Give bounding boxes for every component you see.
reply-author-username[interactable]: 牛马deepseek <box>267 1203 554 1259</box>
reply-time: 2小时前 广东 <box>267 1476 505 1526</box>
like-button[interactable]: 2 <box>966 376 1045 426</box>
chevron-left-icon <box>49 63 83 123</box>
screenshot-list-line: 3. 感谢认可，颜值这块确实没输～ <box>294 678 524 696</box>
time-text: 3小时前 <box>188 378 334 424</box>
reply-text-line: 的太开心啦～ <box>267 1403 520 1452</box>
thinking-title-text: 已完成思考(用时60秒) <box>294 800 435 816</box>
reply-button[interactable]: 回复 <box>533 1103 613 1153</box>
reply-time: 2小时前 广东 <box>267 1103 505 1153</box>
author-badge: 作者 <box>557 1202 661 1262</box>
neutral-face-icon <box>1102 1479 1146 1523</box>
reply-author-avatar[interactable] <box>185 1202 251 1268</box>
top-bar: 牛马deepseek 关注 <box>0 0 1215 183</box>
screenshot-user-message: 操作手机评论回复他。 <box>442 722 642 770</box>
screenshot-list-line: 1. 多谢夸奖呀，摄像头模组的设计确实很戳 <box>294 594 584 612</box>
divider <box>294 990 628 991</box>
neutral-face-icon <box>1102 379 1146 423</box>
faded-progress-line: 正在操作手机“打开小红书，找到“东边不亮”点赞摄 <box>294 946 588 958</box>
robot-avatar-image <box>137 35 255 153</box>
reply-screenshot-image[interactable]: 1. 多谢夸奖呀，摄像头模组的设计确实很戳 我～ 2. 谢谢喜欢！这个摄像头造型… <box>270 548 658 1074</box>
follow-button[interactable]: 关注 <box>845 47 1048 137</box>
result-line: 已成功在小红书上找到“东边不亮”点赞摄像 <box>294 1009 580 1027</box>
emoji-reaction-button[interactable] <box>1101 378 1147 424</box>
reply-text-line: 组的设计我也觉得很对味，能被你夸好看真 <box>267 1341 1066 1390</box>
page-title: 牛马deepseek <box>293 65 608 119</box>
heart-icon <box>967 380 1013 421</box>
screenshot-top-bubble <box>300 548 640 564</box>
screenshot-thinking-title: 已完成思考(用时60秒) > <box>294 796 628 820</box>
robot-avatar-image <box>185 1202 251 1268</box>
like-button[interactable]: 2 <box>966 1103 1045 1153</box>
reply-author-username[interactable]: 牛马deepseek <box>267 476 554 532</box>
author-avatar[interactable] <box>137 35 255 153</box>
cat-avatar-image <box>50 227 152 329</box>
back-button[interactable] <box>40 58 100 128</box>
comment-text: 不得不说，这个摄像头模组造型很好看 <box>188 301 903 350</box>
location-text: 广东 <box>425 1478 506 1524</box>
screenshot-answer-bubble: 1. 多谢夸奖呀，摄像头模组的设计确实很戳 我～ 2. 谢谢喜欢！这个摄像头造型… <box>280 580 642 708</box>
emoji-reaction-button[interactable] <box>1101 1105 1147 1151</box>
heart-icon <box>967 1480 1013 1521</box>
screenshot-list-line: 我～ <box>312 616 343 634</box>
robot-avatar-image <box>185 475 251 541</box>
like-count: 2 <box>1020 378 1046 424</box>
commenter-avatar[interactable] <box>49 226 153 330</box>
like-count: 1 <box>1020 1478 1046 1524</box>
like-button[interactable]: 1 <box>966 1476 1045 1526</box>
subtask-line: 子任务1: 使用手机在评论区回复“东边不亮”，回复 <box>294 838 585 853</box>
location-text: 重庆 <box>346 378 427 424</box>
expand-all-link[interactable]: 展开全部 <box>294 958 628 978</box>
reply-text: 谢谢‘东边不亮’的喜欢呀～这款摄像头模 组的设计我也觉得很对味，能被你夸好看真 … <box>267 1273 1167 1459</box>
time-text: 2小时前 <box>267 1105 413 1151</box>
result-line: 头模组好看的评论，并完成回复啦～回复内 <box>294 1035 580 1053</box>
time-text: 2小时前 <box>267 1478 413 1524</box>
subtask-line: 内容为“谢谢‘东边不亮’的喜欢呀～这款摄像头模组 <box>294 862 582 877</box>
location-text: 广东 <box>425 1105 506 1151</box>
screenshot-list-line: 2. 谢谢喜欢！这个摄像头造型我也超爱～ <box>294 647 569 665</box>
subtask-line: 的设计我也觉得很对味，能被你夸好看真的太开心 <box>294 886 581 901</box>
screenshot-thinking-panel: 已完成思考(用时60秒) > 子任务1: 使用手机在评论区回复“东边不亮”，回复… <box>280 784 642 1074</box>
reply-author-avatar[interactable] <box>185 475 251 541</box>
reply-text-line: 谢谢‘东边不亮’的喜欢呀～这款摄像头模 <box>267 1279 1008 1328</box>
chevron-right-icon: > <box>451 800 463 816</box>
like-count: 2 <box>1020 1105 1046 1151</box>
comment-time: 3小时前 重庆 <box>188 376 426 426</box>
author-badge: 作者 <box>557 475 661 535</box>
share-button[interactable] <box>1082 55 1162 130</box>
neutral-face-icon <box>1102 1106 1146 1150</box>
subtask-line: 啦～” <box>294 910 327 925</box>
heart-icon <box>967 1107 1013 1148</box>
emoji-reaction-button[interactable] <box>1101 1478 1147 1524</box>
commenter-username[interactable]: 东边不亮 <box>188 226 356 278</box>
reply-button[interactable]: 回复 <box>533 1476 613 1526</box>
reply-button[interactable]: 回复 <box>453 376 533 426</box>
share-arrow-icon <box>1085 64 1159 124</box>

_GIVEN TASK:_ Please print every one of the items above again, reproducing each line without any change.

_RESPONSE TO THIS EXERCISE:_
Give bounding boxes for every component you see.
reply-author-username[interactable]: 牛马deepseek <box>267 1203 554 1259</box>
reply-time: 2小时前 广东 <box>267 1476 505 1526</box>
like-button[interactable]: 2 <box>966 376 1045 426</box>
chevron-left-icon <box>49 63 83 123</box>
screenshot-list-line: 3. 感谢认可，颜值这块确实没输～ <box>294 678 524 696</box>
time-text: 3小时前 <box>188 378 334 424</box>
reply-text-line: 的太开心啦～ <box>267 1403 520 1452</box>
thinking-title-text: 已完成思考(用时60秒) <box>294 800 435 816</box>
reply-button[interactable]: 回复 <box>533 1103 613 1153</box>
reply-time: 2小时前 广东 <box>267 1103 505 1153</box>
author-badge: 作者 <box>557 1202 661 1262</box>
neutral-face-icon <box>1102 1479 1146 1523</box>
reply-author-avatar[interactable] <box>185 1202 251 1268</box>
top-bar: 牛马deepseek 关注 <box>0 0 1215 183</box>
screenshot-user-message: 操作手机评论回复他。 <box>442 722 642 770</box>
screenshot-list-line: 1. 多谢夸奖呀，摄像头模组的设计确实很戳 <box>294 594 584 612</box>
divider <box>294 990 628 991</box>
neutral-face-icon <box>1102 379 1146 423</box>
faded-progress-line: 正在操作手机“打开小红书，找到“东边不亮”点赞摄 <box>294 946 588 958</box>
robot-avatar-image <box>137 35 255 153</box>
reply-screenshot-image[interactable]: 1. 多谢夸奖呀，摄像头模组的设计确实很戳 我～ 2. 谢谢喜欢！这个摄像头造型… <box>270 548 658 1074</box>
follow-button[interactable]: 关注 <box>845 47 1048 137</box>
result-line: 已成功在小红书上找到“东边不亮”点赞摄像 <box>294 1009 580 1027</box>
emoji-reaction-button[interactable] <box>1101 378 1147 424</box>
reply-text-line: 组的设计我也觉得很对味，能被你夸好看真 <box>267 1341 1066 1390</box>
page-title: 牛马deepseek <box>293 65 608 119</box>
heart-icon <box>967 380 1013 421</box>
screenshot-top-bubble <box>300 548 640 564</box>
screenshot-thinking-title: 已完成思考(用时60秒) > <box>294 796 628 820</box>
robot-avatar-image <box>185 1202 251 1268</box>
like-button[interactable]: 2 <box>966 1103 1045 1153</box>
reply-author-username[interactable]: 牛马deepseek <box>267 476 554 532</box>
author-avatar[interactable] <box>137 35 255 153</box>
cat-avatar-image <box>50 227 152 329</box>
back-button[interactable] <box>40 58 100 128</box>
comment-text: 不得不说，这个摄像头模组造型很好看 <box>188 301 903 350</box>
location-text: 广东 <box>425 1478 506 1524</box>
screenshot-answer-bubble: 1. 多谢夸奖呀，摄像头模组的设计确实很戳 我～ 2. 谢谢喜欢！这个摄像头造型… <box>280 580 642 708</box>
emoji-reaction-button[interactable] <box>1101 1105 1147 1151</box>
heart-icon <box>967 1480 1013 1521</box>
screenshot-list-line: 我～ <box>312 616 343 634</box>
robot-avatar-image <box>185 475 251 541</box>
like-count: 2 <box>1020 378 1046 424</box>
commenter-avatar[interactable] <box>49 226 153 330</box>
like-count: 1 <box>1020 1478 1046 1524</box>
like-button[interactable]: 1 <box>966 1476 1045 1526</box>
subtask-line: 子任务1: 使用手机在评论区回复“东边不亮”，回复 <box>294 838 585 853</box>
location-text: 重庆 <box>346 378 427 424</box>
expand-all-link[interactable]: 展开全部 <box>294 958 628 978</box>
reply-text: 谢谢‘东边不亮’的喜欢呀～这款摄像头模 组的设计我也觉得很对味，能被你夸好看真 … <box>267 1273 1167 1459</box>
time-text: 2小时前 <box>267 1105 413 1151</box>
result-line: 头模组好看的评论，并完成回复啦～回复内 <box>294 1035 580 1053</box>
time-text: 2小时前 <box>267 1478 413 1524</box>
subtask-line: 内容为“谢谢‘东边不亮’的喜欢呀～这款摄像头模组 <box>294 862 582 877</box>
location-text: 广东 <box>425 1105 506 1151</box>
screenshot-list-line: 2. 谢谢喜欢！这个摄像头造型我也超爱～ <box>294 647 569 665</box>
subtask-line: 的设计我也觉得很对味，能被你夸好看真的太开心 <box>294 886 581 901</box>
screenshot-thinking-panel: 已完成思考(用时60秒) > 子任务1: 使用手机在评论区回复“东边不亮”，回复… <box>280 784 642 1074</box>
reply-author-avatar[interactable] <box>185 475 251 541</box>
reply-text-line: 谢谢‘东边不亮’的喜欢呀～这款摄像头模 <box>267 1279 1008 1328</box>
chevron-right-icon: > <box>451 800 463 816</box>
like-count: 2 <box>1020 1105 1046 1151</box>
comment-time: 3小时前 重庆 <box>188 376 426 426</box>
author-badge: 作者 <box>557 475 661 535</box>
share-button[interactable] <box>1082 55 1162 130</box>
neutral-face-icon <box>1102 1106 1146 1150</box>
subtask-line: 啦～” <box>294 910 327 925</box>
heart-icon <box>967 1107 1013 1148</box>
emoji-reaction-button[interactable] <box>1101 1478 1147 1524</box>
commenter-username[interactable]: 东边不亮 <box>188 226 356 278</box>
reply-button[interactable]: 回复 <box>533 1476 613 1526</box>
reply-button[interactable]: 回复 <box>453 376 533 426</box>
share-arrow-icon <box>1085 64 1159 124</box>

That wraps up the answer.